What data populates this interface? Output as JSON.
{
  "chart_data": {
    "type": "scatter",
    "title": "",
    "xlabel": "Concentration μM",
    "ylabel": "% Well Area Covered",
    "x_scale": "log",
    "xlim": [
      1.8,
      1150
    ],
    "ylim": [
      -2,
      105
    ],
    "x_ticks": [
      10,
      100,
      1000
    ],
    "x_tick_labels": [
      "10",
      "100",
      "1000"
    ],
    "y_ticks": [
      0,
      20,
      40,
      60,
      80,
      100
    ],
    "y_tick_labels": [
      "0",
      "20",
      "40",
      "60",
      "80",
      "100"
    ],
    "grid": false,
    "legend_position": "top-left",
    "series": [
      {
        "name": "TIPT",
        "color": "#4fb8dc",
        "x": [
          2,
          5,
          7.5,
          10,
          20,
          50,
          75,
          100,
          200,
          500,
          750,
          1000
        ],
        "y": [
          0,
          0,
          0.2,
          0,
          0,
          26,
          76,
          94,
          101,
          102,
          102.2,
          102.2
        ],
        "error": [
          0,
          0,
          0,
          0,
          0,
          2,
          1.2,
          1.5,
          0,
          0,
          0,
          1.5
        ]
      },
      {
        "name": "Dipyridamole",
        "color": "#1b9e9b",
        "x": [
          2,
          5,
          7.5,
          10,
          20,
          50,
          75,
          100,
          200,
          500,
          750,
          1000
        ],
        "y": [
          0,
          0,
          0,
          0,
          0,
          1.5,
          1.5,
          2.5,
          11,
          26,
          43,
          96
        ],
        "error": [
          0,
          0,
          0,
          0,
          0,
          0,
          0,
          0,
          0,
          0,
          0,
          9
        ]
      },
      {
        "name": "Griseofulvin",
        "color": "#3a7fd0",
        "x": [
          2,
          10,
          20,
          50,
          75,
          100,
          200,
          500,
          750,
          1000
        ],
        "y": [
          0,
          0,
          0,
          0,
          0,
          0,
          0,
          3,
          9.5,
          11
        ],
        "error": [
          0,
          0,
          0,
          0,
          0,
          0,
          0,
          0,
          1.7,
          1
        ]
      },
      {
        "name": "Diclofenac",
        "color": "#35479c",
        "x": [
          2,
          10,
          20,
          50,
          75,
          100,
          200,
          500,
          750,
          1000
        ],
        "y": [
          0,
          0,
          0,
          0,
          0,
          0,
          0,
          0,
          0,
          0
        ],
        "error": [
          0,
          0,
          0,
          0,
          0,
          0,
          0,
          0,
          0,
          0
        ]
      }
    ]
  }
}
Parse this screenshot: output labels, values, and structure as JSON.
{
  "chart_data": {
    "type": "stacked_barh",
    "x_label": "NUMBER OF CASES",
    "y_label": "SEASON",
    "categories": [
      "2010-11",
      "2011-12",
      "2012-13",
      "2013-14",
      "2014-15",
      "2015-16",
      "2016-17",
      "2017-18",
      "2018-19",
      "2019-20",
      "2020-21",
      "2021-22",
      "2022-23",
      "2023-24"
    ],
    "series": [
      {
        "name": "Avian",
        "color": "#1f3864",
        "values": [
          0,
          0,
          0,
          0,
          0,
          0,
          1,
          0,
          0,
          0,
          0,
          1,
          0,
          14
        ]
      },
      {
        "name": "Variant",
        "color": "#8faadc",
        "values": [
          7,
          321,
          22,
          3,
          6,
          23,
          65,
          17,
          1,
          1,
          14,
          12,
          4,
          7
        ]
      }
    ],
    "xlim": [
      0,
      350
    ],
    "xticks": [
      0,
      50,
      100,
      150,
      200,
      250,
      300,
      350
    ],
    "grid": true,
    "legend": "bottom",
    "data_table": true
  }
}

▶ **Problem to work on**: Read the entries and select each line where the word "JSON" is found.

▶ **Task output**:
What data populates this interface? Output as JSON.
Parse this screenshot: output labels, values, and structure as JSON.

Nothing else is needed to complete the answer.